Dataset excerpts:
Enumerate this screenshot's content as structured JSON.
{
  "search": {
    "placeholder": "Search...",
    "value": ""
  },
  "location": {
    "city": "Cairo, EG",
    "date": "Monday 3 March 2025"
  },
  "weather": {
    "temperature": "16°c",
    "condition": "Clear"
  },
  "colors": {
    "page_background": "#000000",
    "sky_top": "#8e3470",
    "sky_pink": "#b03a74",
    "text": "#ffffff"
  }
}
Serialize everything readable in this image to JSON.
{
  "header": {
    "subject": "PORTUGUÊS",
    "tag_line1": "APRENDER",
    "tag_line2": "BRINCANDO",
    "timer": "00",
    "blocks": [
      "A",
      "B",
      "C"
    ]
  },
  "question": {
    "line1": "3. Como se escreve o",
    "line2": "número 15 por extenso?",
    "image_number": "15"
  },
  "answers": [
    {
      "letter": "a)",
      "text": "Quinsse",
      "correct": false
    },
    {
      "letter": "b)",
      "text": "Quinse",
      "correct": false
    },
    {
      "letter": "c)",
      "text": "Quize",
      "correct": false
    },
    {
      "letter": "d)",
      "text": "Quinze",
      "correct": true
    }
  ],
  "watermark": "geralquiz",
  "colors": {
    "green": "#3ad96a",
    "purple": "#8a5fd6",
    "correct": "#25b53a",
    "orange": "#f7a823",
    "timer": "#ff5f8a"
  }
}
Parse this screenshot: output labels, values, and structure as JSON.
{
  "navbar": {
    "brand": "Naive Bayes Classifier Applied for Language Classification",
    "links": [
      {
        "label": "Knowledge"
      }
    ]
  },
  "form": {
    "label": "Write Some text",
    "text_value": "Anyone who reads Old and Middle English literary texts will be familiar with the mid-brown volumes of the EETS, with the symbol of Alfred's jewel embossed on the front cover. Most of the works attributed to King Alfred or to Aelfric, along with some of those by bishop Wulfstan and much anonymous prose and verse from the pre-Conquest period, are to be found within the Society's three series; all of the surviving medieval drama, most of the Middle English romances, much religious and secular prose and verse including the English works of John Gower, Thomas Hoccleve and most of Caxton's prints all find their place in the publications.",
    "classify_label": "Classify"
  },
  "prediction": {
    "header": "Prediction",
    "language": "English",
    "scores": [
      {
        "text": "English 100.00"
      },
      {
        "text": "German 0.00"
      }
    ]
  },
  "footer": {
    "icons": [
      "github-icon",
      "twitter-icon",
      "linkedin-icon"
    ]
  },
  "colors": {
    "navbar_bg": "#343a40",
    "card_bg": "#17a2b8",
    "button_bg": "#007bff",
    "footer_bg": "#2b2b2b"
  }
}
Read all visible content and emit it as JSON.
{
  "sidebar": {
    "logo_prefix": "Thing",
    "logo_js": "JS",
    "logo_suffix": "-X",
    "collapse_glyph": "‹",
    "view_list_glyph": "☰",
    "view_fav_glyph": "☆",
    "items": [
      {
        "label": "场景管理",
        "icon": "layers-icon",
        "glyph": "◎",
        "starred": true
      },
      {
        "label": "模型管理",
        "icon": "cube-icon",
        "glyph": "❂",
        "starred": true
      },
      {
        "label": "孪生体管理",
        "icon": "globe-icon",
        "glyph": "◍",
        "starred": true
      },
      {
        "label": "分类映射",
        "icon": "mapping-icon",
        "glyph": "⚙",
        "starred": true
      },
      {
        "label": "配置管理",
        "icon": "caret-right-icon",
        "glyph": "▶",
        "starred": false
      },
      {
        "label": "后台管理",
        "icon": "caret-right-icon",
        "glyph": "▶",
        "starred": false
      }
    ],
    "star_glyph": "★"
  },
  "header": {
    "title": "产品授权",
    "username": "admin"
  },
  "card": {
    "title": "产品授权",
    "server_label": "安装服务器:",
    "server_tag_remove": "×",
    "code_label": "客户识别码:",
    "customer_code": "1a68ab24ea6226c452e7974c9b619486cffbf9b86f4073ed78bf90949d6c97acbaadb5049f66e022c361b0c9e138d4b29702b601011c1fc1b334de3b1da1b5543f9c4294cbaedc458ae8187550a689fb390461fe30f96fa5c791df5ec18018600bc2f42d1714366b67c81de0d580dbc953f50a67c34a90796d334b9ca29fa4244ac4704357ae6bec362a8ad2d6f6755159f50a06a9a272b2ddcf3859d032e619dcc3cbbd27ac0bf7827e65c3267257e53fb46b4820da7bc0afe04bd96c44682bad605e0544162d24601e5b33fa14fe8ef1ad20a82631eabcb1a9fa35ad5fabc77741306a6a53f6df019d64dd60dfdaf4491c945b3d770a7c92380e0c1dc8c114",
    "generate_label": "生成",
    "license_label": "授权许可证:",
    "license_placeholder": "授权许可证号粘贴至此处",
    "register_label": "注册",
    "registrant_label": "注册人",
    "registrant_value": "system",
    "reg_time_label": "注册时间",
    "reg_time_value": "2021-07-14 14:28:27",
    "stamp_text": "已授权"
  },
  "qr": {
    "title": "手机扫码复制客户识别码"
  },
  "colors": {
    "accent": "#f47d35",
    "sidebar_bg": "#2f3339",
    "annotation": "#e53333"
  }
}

_Required work:_ Write out the records above again, keeping each one identical to the original.

_Exercise answer:_
Enumerate this screenshot's content as structured JSON.
{
  "search": {
    "placeholder": "Search...",
    "value": ""
  },
  "location": {
    "city": "Cairo, EG",
    "date": "Monday 3 March 2025"
  },
  "weather": {
    "temperature": "16°c",
    "condition": "Clear"
  },
  "colors": {
    "page_background": "#000000",
    "sky_top": "#8e3470",
    "sky_pink": "#b03a74",
    "text": "#ffffff"
  }
}
Serialize everything readable in this image to JSON.
{
  "header": {
    "subject": "PORTUGUÊS",
    "tag_line1": "APRENDER",
    "tag_line2": "BRINCANDO",
    "timer": "00",
    "blocks": [
      "A",
      "B",
      "C"
    ]
  },
  "question": {
    "line1": "3. Como se escreve o",
    "line2": "número 15 por extenso?",
    "image_number": "15"
  },
  "answers": [
    {
      "letter": "a)",
      "text": "Quinsse",
      "correct": false
    },
    {
      "letter": "b)",
      "text": "Quinse",
      "correct": false
    },
    {
      "letter": "c)",
      "text": "Quize",
      "correct": false
    },
    {
      "letter": "d)",
      "text": "Quinze",
      "correct": true
    }
  ],
  "watermark": "geralquiz",
  "colors": {
    "green": "#3ad96a",
    "purple": "#8a5fd6",
    "correct": "#25b53a",
    "orange": "#f7a823",
    "timer": "#ff5f8a"
  }
}
Parse this screenshot: output labels, values, and structure as JSON.
{
  "navbar": {
    "brand": "Naive Bayes Classifier Applied for Language Classification",
    "links": [
      {
        "label": "Knowledge"
      }
    ]
  },
  "form": {
    "label": "Write Some text",
    "text_value": "Anyone who reads Old and Middle English literary texts will be familiar with the mid-brown volumes of the EETS, with the symbol of Alfred's jewel embossed on the front cover. Most of the works attributed to King Alfred or to Aelfric, along with some of those by bishop Wulfstan and much anonymous prose and verse from the pre-Conquest period, are to be found within the Society's three series; all of the surviving medieval drama, most of the Middle English romances, much religious and secular prose and verse including the English works of John Gower, Thomas Hoccleve and most of Caxton's prints all find their place in the publications.",
    "classify_label": "Classify"
  },
  "prediction": {
    "header": "Prediction",
    "language": "English",
    "scores": [
      {
        "text": "English 100.00"
      },
      {
        "text": "German 0.00"
      }
    ]
  },
  "footer": {
    "icons": [
      "github-icon",
      "twitter-icon",
      "linkedin-icon"
    ]
  },
  "colors": {
    "navbar_bg": "#343a40",
    "card_bg": "#17a2b8",
    "button_bg": "#007bff",
    "footer_bg": "#2b2b2b"
  }
}
Read all visible content and emit it as JSON.
{
  "sidebar": {
    "logo_prefix": "Thing",
    "logo_js": "JS",
    "logo_suffix": "-X",
    "collapse_glyph": "‹",
    "view_list_glyph": "☰",
    "view_fav_glyph": "☆",
    "items": [
      {
        "label": "场景管理",
        "icon": "layers-icon",
        "glyph": "◎",
        "starred": true
      },
      {
        "label": "模型管理",
        "icon": "cube-icon",
        "glyph": "❂",
        "starred": true
      },
      {
        "label": "孪生体管理",
        "icon": "globe-icon",
        "glyph": "◍",
        "starred": true
      },
      {
        "label": "分类映射",
        "icon": "mapping-icon",
        "glyph": "⚙",
        "starred": true
      },
      {
        "label": "配置管理",
        "icon": "caret-right-icon",
        "glyph": "▶",
        "starred": false
      },
      {
        "label": "后台管理",
        "icon": "caret-right-icon",
        "glyph": "▶",
        "starred": false
      }
    ],
    "star_glyph": "★"
  },
  "header": {
    "title": "产品授权",
    "username": "admin"
  },
  "card": {
    "title": "产品授权",
    "server_label": "安装服务器:",
    "server_tag_remove": "×",
    "code_label": "客户识别码:",
    "customer_code": "1a68ab24ea6226c452e7974c9b619486cffbf9b86f4073ed78bf90949d6c97acbaadb5049f66e022c361b0c9e138d4b29702b601011c1fc1b334de3b1da1b5543f9c4294cbaedc458ae8187550a689fb390461fe30f96fa5c791df5ec18018600bc2f42d1714366b67c81de0d580dbc953f50a67c34a90796d334b9ca29fa4244ac4704357ae6bec362a8ad2d6f6755159f50a06a9a272b2ddcf3859d032e619dcc3cbbd27ac0bf7827e65c3267257e53fb46b4820da7bc0afe04bd96c44682bad605e0544162d24601e5b33fa14fe8ef1ad20a82631eabcb1a9fa35ad5fabc77741306a6a53f6df019d64dd60dfdaf4491c945b3d770a7c92380e0c1dc8c114",
    "generate_label": "生成",
    "license_label": "授权许可证:",
    "license_placeholder": "授权许可证号粘贴至此处",
    "register_label": "注册",
    "registrant_label": "注册人",
    "registrant_value": "system",
    "reg_time_label": "注册时间",
    "reg_time_value": "2021-07-14 14:28:27",
    "stamp_text": "已授权"
  },
  "qr": {
    "title": "手机扫码复制客户识别码"
  },
  "colors": {
    "accent": "#f47d35",
    "sidebar_bg": "#2f3339",
    "annotation": "#e53333"
  }
}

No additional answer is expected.